• To do: Keep every line where the word "Социалистическая" appears; drop the rest.

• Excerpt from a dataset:
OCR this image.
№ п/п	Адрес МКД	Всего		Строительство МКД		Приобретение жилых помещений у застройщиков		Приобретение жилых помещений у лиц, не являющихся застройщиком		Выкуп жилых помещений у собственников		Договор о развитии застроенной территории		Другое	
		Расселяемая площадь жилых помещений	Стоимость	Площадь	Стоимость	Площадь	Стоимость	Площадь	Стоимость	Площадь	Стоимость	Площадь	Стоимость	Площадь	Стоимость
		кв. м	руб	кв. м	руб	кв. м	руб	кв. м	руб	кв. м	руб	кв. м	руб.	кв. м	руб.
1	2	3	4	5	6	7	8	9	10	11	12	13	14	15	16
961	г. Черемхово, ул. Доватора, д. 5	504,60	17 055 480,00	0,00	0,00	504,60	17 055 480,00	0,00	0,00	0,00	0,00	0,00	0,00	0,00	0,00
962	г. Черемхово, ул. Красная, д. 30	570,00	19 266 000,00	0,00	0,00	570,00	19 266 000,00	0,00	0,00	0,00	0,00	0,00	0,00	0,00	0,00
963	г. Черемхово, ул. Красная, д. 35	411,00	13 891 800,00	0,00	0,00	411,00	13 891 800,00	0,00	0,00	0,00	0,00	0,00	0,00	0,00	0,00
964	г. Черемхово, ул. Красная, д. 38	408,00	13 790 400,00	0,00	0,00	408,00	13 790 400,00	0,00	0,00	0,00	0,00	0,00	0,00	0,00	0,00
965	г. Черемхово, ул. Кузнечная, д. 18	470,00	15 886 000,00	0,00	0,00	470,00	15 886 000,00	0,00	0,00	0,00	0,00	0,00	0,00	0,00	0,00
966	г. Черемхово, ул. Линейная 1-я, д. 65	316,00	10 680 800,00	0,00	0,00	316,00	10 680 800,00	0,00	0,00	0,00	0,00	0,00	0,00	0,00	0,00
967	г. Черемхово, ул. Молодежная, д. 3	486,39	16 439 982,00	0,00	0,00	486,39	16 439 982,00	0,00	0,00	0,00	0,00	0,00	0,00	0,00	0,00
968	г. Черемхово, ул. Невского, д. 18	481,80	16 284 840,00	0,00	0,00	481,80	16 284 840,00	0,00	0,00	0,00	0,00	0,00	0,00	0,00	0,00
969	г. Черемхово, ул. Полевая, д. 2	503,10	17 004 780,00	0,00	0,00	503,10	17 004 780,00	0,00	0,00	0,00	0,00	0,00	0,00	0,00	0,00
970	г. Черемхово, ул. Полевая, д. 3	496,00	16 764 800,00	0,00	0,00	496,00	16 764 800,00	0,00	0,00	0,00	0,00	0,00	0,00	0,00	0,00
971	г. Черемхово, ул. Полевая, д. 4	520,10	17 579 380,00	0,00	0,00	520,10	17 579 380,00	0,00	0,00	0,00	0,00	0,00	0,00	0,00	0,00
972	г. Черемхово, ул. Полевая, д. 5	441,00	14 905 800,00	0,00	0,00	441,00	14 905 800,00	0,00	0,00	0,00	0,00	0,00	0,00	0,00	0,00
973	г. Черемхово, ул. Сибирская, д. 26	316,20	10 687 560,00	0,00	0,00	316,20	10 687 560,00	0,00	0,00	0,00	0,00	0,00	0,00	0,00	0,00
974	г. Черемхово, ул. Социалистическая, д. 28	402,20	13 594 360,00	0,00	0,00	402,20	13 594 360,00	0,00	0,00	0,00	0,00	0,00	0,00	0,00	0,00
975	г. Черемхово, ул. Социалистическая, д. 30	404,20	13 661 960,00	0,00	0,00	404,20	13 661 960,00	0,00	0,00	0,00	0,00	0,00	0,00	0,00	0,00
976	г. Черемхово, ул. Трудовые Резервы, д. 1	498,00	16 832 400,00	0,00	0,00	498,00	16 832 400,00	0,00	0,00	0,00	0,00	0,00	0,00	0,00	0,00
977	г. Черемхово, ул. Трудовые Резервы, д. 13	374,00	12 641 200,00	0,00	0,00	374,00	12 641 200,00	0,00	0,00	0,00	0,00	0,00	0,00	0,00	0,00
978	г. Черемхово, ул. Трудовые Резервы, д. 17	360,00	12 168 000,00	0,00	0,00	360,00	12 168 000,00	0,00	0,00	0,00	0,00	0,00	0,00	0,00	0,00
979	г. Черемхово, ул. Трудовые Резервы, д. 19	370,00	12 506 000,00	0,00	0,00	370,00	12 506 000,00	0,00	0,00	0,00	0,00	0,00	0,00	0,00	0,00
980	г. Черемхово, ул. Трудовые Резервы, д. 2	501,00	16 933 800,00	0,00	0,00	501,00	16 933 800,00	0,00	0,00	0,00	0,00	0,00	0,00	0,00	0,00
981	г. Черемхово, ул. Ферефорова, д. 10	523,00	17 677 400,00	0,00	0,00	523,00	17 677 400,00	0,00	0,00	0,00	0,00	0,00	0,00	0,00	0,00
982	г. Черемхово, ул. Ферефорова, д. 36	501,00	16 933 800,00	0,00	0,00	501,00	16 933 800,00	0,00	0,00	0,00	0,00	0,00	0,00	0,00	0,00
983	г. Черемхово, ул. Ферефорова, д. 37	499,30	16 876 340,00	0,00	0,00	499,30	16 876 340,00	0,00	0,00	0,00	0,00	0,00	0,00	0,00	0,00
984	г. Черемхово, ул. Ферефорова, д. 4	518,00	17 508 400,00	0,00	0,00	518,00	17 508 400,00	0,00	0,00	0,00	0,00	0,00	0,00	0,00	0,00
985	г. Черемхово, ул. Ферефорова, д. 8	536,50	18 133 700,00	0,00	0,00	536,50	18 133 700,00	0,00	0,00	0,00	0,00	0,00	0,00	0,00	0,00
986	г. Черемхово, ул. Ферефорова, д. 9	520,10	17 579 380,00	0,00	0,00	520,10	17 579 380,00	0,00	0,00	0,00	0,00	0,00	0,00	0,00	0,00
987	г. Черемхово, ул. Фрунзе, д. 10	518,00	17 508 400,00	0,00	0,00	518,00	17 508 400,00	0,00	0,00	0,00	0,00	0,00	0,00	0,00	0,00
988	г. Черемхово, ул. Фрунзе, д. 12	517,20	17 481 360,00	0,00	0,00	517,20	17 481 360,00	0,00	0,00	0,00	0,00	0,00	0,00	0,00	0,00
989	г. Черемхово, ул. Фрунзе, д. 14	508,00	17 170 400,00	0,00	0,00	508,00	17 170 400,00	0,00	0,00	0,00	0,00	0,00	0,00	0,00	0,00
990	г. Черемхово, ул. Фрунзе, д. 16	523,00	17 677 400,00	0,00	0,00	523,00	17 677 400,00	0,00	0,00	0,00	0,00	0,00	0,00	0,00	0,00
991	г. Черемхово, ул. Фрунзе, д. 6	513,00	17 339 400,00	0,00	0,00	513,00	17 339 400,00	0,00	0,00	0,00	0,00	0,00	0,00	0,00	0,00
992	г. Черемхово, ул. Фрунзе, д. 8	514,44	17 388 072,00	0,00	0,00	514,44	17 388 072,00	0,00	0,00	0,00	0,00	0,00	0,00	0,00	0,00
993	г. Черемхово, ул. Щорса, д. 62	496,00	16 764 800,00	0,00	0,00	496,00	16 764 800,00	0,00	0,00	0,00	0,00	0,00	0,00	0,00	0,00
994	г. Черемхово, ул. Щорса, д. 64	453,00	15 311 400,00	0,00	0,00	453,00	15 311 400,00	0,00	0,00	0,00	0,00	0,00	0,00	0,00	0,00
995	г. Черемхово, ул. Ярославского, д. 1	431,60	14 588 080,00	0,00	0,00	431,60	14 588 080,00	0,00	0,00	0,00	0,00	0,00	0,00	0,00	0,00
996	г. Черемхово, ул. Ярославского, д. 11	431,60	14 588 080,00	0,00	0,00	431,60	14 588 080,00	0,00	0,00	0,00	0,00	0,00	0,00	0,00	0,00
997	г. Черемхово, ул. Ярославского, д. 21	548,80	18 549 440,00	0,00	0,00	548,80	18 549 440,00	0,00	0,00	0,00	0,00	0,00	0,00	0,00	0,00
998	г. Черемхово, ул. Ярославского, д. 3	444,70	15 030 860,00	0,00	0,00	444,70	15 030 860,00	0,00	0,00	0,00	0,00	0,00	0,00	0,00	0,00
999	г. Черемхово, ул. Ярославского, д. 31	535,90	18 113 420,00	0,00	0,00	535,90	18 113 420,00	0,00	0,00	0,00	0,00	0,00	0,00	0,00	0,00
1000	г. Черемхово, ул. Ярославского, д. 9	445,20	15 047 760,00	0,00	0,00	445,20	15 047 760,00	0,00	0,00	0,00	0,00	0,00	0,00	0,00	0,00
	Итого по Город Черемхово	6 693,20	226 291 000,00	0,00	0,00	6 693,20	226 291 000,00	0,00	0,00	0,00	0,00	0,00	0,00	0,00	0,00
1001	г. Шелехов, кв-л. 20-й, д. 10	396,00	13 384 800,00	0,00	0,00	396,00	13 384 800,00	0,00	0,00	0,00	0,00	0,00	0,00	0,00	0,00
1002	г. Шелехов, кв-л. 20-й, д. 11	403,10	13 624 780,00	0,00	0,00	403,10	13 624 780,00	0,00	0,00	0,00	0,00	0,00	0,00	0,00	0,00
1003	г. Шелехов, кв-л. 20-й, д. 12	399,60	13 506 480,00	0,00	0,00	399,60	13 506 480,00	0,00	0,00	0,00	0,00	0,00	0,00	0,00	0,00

• Task output:
974	г. Черемхово, ул. Социалистическая, д. 28	402,20	13 594 360,00	0,00	0,00	402,20	13 594 360,00	0,00	0,00	0,00	0,00	0,00	0,00	0,00	0,00
975	г. Черемхово, ул. Социалистическая, д. 30	404,20	13 661 960,00	0,00	0,00	404,20	13 661 960,00	0,00	0,00	0,00	0,00	0,00	0,00	0,00	0,00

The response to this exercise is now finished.